_What the task requires_. Search the listing for the string "компартменту" and copy every line that contains it.

_Information supplied_.
--- Begin ---

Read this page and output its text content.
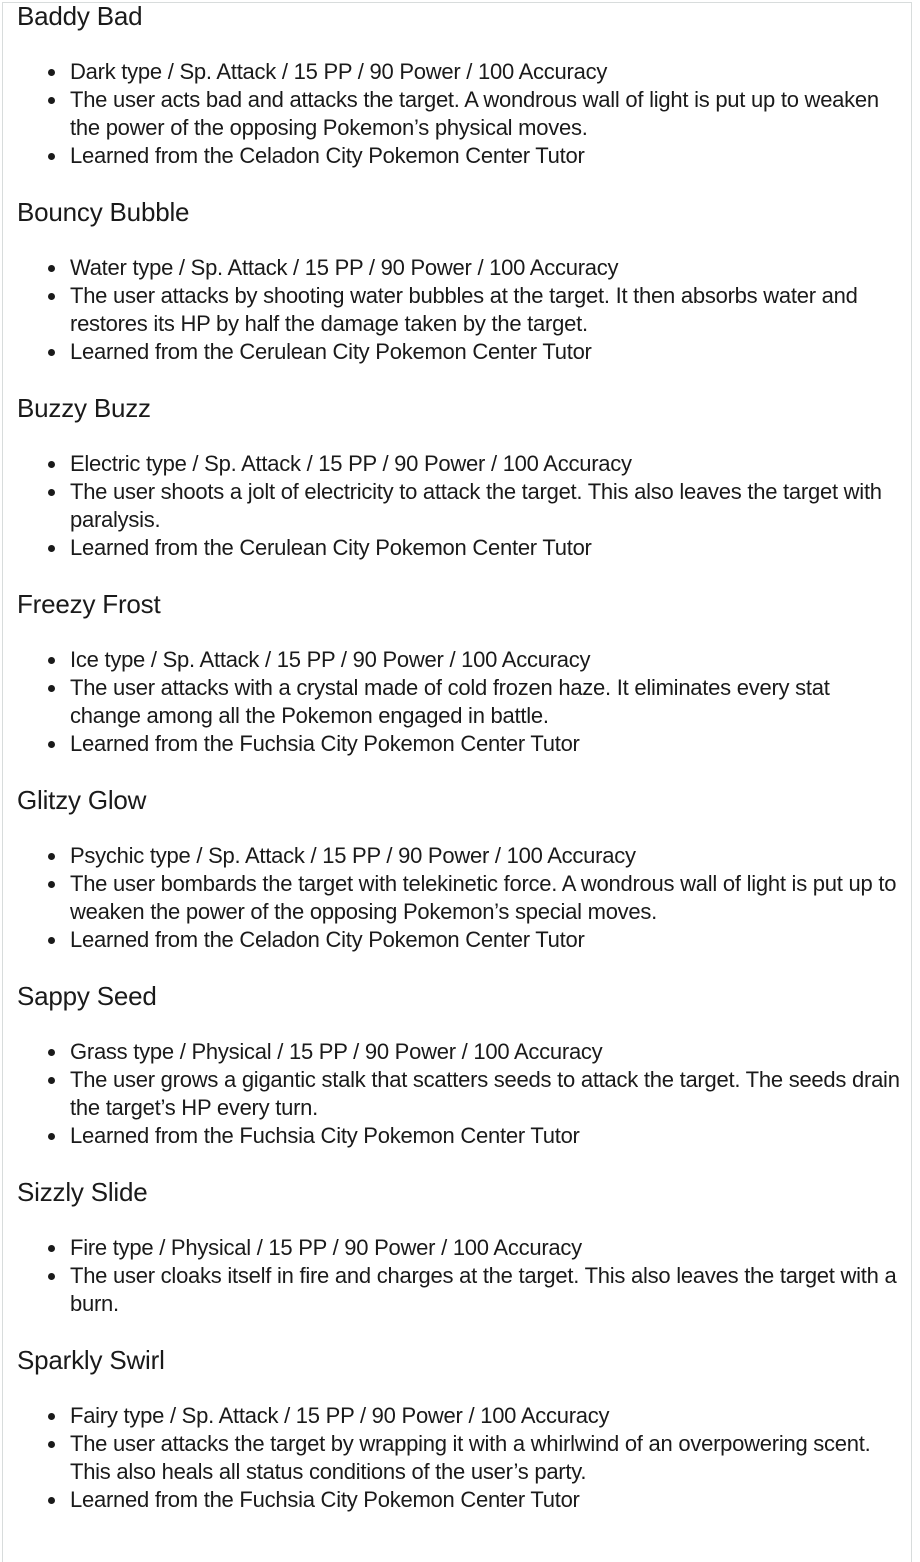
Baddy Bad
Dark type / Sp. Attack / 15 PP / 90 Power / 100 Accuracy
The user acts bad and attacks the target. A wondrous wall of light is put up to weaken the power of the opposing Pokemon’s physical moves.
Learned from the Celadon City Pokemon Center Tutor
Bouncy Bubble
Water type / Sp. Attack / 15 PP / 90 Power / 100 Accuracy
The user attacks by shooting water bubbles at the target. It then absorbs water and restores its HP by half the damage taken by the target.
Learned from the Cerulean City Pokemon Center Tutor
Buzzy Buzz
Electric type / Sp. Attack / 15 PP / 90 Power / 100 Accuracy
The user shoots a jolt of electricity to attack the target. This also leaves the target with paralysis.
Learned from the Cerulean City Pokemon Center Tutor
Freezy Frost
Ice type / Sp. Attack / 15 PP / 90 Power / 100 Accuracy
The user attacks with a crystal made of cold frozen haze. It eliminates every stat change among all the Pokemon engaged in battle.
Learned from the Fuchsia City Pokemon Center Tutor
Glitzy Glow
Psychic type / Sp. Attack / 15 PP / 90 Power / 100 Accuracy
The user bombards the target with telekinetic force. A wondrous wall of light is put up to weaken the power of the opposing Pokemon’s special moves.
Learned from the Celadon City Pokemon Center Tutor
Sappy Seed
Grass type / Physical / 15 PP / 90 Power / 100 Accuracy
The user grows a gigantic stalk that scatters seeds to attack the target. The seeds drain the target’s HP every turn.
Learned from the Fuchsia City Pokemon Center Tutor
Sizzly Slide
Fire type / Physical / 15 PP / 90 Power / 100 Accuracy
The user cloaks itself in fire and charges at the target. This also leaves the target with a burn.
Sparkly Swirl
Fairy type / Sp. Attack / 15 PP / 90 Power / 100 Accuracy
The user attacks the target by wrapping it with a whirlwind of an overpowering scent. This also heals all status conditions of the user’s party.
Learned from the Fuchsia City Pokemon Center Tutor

--- End ---
--- Begin ---

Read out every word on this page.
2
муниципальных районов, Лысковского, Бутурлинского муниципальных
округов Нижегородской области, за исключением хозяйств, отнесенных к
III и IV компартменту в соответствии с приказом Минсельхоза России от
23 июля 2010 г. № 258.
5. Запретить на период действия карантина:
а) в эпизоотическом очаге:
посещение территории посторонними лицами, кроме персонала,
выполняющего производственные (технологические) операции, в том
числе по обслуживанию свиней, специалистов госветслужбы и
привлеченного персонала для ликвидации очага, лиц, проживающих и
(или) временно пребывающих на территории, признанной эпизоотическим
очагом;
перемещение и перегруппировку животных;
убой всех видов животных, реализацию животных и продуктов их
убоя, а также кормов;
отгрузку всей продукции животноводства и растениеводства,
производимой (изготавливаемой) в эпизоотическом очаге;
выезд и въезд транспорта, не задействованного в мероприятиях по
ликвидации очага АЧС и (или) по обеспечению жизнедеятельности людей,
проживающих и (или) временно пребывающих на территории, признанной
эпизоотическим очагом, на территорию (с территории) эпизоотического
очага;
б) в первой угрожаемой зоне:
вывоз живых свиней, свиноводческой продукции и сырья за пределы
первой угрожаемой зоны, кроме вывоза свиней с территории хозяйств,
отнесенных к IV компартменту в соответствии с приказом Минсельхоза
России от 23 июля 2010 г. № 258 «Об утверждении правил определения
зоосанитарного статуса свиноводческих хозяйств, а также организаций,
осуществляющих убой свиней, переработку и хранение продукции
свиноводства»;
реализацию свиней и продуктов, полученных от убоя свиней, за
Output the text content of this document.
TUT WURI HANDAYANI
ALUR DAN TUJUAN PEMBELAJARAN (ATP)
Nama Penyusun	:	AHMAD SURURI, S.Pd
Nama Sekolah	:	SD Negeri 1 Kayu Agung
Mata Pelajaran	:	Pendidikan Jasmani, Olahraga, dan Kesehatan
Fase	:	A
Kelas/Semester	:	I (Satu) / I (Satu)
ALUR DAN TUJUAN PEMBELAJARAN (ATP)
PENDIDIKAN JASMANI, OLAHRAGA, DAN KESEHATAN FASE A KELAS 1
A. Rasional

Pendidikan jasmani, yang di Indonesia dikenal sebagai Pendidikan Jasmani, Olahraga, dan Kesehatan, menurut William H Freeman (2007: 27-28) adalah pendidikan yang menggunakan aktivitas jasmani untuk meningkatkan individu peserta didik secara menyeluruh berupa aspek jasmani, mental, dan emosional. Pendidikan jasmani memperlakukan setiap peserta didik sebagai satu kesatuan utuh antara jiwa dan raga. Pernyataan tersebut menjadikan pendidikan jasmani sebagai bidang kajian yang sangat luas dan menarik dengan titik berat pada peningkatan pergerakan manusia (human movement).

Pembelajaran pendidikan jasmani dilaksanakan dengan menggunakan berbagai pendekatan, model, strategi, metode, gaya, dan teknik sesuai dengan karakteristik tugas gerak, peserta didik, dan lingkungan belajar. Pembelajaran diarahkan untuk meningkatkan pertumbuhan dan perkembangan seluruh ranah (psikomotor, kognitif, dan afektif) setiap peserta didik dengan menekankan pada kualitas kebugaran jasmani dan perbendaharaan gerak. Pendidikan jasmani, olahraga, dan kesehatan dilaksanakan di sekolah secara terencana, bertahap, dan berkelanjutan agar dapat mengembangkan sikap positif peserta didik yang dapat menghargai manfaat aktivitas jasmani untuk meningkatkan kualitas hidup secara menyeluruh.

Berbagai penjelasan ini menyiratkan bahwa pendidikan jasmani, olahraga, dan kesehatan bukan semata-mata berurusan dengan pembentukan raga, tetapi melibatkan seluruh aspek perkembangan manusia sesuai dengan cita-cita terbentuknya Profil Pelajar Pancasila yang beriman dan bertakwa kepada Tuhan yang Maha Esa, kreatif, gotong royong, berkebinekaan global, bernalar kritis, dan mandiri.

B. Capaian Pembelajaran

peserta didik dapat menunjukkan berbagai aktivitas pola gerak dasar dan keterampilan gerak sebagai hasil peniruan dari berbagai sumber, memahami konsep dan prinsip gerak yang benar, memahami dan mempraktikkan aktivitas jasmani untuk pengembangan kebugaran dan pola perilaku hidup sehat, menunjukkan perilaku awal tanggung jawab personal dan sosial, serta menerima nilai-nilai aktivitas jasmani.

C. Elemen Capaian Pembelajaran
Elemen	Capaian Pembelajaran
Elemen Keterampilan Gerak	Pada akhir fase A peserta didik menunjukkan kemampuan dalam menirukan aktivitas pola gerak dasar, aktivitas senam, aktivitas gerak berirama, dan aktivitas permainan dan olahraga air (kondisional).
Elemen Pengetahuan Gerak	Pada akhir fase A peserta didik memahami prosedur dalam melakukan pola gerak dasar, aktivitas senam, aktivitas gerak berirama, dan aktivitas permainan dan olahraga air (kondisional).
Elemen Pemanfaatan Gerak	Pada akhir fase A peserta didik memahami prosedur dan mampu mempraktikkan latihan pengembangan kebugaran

--- End ---

_Answer to the problem_.
III и IV компартменту в соответствии с приказом Минсельхоза России от
отнесенных к IV компартменту в соответствии с приказом Минсельхоза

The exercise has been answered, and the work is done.